STATED TASK
From the records below, extract all the text exactly and leave the images behind.

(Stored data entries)
◇ ◇ ◇ ◇ ◇

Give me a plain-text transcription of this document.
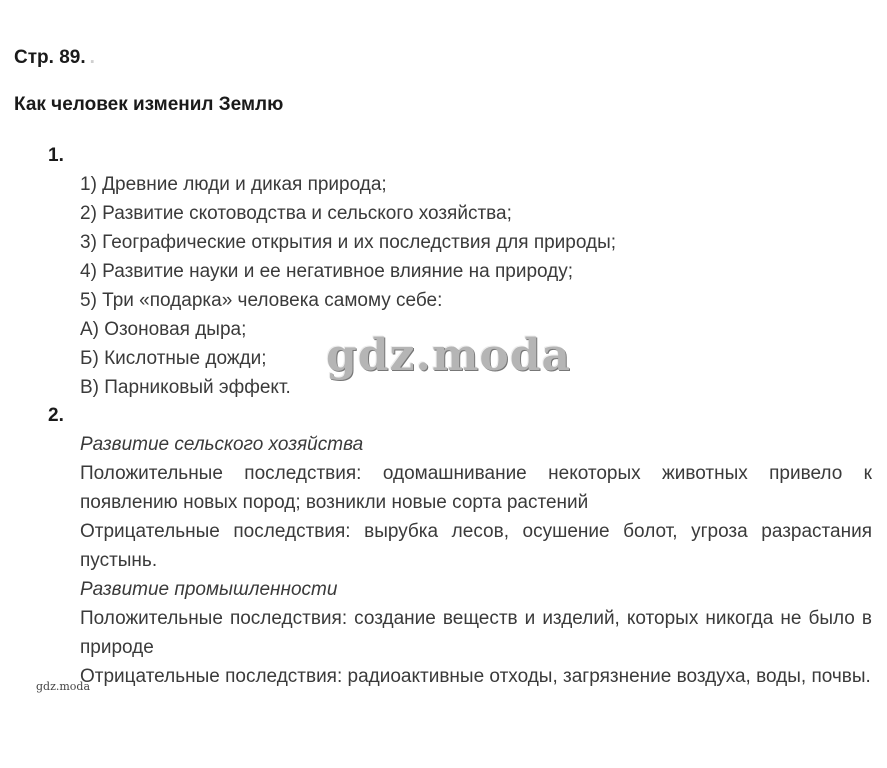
Стр. 89. .
Как человек изменил Землю
1.
1) Древние люди и дикая природа;
2) Развитие скотоводства и сельского хозяйства;
3) Географические открытия и их последствия для природы;
4) Развитие науки и ее негативное влияние на природу;
5) Три «подарка» человека самому себе:
А) Озоновая дыра;
Б) Кислотные дожди;
В) Парниковый эффект.
2.
Развитие сельского хозяйства
Положительные последствия: одомашнивание некоторых животных привело к появлению новых пород; возникли новые сорта растений
Отрицательные последствия: вырубка лесов, осушение болот, угроза разрастания пустынь.
Развитие промышленности
Положительные последствия: создание веществ и изделий, которых никогда не было в природе
Отрицательные последствия: радиоактивные отходы, загрязнение воздуха, воды, почвы.
gdz.moda
gdz.moda
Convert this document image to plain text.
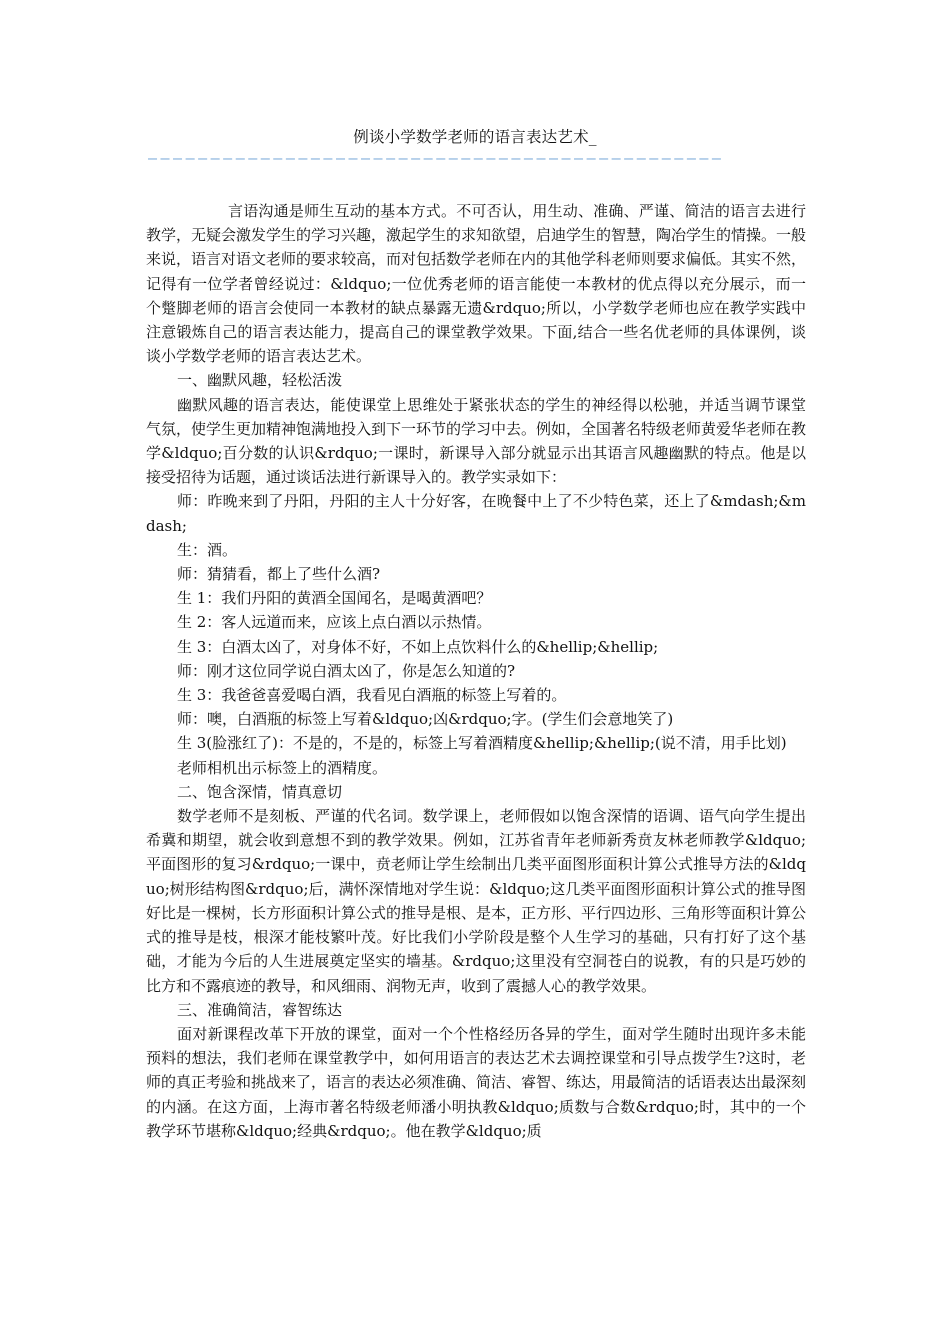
例谈小学数学老师的语言表达艺术_
——————————————————————————————————————————————

言语沟通是师生互动的基本方式。不可否认，用生动、准确、严谨、简洁的语言去进行教学，无疑会激发学生的学习兴趣，激起学生的求知欲望，启迪学生的智慧，陶冶学生的情操。一般来说，语言对语文老师的要求较高，而对包括数学老师在内的其他学科老师则要求偏低。其实不然，记得有一位学者曾经说过：&ldquo;一位优秀老师的语言能使一本教材的优点得以充分展示，而一个蹩脚老师的语言会使同一本教材的缺点暴露无遗&rdquo;所以，小学数学老师也应在教学实践中注意锻炼自己的语言表达能力，提高自己的课堂教学效果。下面,结合一些名优老师的具体课例，谈谈小学数学老师的语言表达艺术。

一、幽默风趣，轻松活泼

幽默风趣的语言表达，能使课堂上思维处于紧张状态的学生的神经得以松驰，并适当调节课堂气氛，使学生更加精神饱满地投入到下一环节的学习中去。例如，全国著名特级老师黄爱华老师在教学&ldquo;百分数的认识&rdquo;一课时，新课导入部分就显示出其语言风趣幽默的特点。他是以接受招待为话题，通过谈话法进行新课导入的。教学实录如下：

师：昨晚来到了丹阳，丹阳的主人十分好客，在晚餐中上了不少特色菜，还上了&mdash;&mdash;

生：酒。

师：猜猜看，都上了些什么酒?

生 1：我们丹阳的黄酒全国闻名，是喝黄酒吧？

生 2：客人远道而来，应该上点白酒以示热情。

生 3：白酒太凶了，对身体不好，不如上点饮料什么的&hellip;&hellip;

师：刚才这位同学说白酒太凶了，你是怎么知道的?

生 3：我爸爸喜爱喝白酒，我看见白酒瓶的标签上写着的。

师：噢，白酒瓶的标签上写着&ldquo;凶&rdquo;字。(学生们会意地笑了)

生 3(脸涨红了)：不是的，不是的，标签上写着酒精度&hellip;&hellip;(说不清，用手比划)

老师相机出示标签上的酒精度。

二、饱含深情，情真意切

数学老师不是刻板、严谨的代名词。数学课上，老师假如以饱含深情的语调、语气向学生提出希冀和期望，就会收到意想不到的教学效果。例如，江苏省青年老师新秀贲友林老师教学&ldquo;平面图形的复习&rdquo;一课中，贲老师让学生绘制出几类平面图形面积计算公式推导方法的&ldquo;树形结构图&rdquo;后，满怀深情地对学生说：&ldquo;这几类平面图形面积计算公式的推导图好比是一棵树，长方形面积计算公式的推导是根、是本，正方形、平行四边形、三角形等面积计算公式的推导是枝，根深才能枝繁叶茂。好比我们小学阶段是整个人生学习的基础，只有打好了这个基础，才能为今后的人生进展奠定坚实的墙基。&rdquo;这里没有空洞苍白的说教，有的只是巧妙的比方和不露痕迹的教导，和风细雨、润物无声，收到了震撼人心的教学效果。

三、准确简洁，睿智练达

面对新课程改革下开放的课堂，面对一个个性格经历各异的学生，面对学生随时出现许多未能预料的想法，我们老师在课堂教学中，如何用语言的表达艺术去调控课堂和引导点拨学生?这时，老师的真正考验和挑战来了，语言的表达必须准确、简洁、睿智、练达，用最简洁的话语表达出最深刻的内涵。在这方面，上海市著名特级老师潘小明执教&ldquo;质数与合数&rdquo;时，其中的一个教学环节堪称&ldquo;经典&rdquo;。他在教学&ldquo;质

◇ ◇ ◇ ◇ ◇

OUTPUT OF THE EXERCISE
Give me a plain-text transcription of this document.
Стр. 89. .
Как человек изменил Землю
1.
1) Древние люди и дикая природа;
2) Развитие скотоводства и сельского хозяйства;
3) Географические открытия и их последствия для природы;
4) Развитие науки и ее негативное влияние на природу;
5) Три «подарка» человека самому себе:
А) Озоновая дыра;
Б) Кислотные дожди;
В) Парниковый эффект.
2.
Развитие сельского хозяйства
Положительные последствия: одомашнивание некоторых животных привело к появлению новых пород; возникли новые сорта растений
Отрицательные последствия: вырубка лесов, осушение болот, угроза разрастания пустынь.
Развитие промышленности
Положительные последствия: создание веществ и изделий, которых никогда не было в природе
Отрицательные последствия: радиоактивные отходы, загрязнение воздуха, воды, почвы.
gdz.moda
gdz.moda
Convert this document image to plain text.
例谈小学数学老师的语言表达艺术_
——————————————————————————————————————————————

言语沟通是师生互动的基本方式。不可否认，用生动、准确、严谨、简洁的语言去进行教学，无疑会激发学生的学习兴趣，激起学生的求知欲望，启迪学生的智慧，陶冶学生的情操。一般来说，语言对语文老师的要求较高，而对包括数学老师在内的其他学科老师则要求偏低。其实不然，记得有一位学者曾经说过：&ldquo;一位优秀老师的语言能使一本教材的优点得以充分展示，而一个蹩脚老师的语言会使同一本教材的缺点暴露无遗&rdquo;所以，小学数学老师也应在教学实践中注意锻炼自己的语言表达能力，提高自己的课堂教学效果。下面,结合一些名优老师的具体课例，谈谈小学数学老师的语言表达艺术。

一、幽默风趣，轻松活泼

幽默风趣的语言表达，能使课堂上思维处于紧张状态的学生的神经得以松驰，并适当调节课堂气氛，使学生更加精神饱满地投入到下一环节的学习中去。例如，全国著名特级老师黄爱华老师在教学&ldquo;百分数的认识&rdquo;一课时，新课导入部分就显示出其语言风趣幽默的特点。他是以接受招待为话题，通过谈话法进行新课导入的。教学实录如下：

师：昨晚来到了丹阳，丹阳的主人十分好客，在晚餐中上了不少特色菜，还上了&mdash;&mdash;

生：酒。

师：猜猜看，都上了些什么酒?

生 1：我们丹阳的黄酒全国闻名，是喝黄酒吧？

生 2：客人远道而来，应该上点白酒以示热情。

生 3：白酒太凶了，对身体不好，不如上点饮料什么的&hellip;&hellip;

师：刚才这位同学说白酒太凶了，你是怎么知道的?

生 3：我爸爸喜爱喝白酒，我看见白酒瓶的标签上写着的。

师：噢，白酒瓶的标签上写着&ldquo;凶&rdquo;字。(学生们会意地笑了)

生 3(脸涨红了)：不是的，不是的，标签上写着酒精度&hellip;&hellip;(说不清，用手比划)

老师相机出示标签上的酒精度。

二、饱含深情，情真意切

数学老师不是刻板、严谨的代名词。数学课上，老师假如以饱含深情的语调、语气向学生提出希冀和期望，就会收到意想不到的教学效果。例如，江苏省青年老师新秀贲友林老师教学&ldquo;平面图形的复习&rdquo;一课中，贲老师让学生绘制出几类平面图形面积计算公式推导方法的&ldquo;树形结构图&rdquo;后，满怀深情地对学生说：&ldquo;这几类平面图形面积计算公式的推导图好比是一棵树，长方形面积计算公式的推导是根、是本，正方形、平行四边形、三角形等面积计算公式的推导是枝，根深才能枝繁叶茂。好比我们小学阶段是整个人生学习的基础，只有打好了这个基础，才能为今后的人生进展奠定坚实的墙基。&rdquo;这里没有空洞苍白的说教，有的只是巧妙的比方和不露痕迹的教导，和风细雨、润物无声，收到了震撼人心的教学效果。

三、准确简洁，睿智练达

面对新课程改革下开放的课堂，面对一个个性格经历各异的学生，面对学生随时出现许多未能预料的想法，我们老师在课堂教学中，如何用语言的表达艺术去调控课堂和引导点拨学生?这时，老师的真正考验和挑战来了，语言的表达必须准确、简洁、睿智、练达，用最简洁的话语表达出最深刻的内涵。在这方面，上海市著名特级老师潘小明执教&ldquo;质数与合数&rdquo;时，其中的一个教学环节堪称&ldquo;经典&rdquo;。他在教学&ldquo;质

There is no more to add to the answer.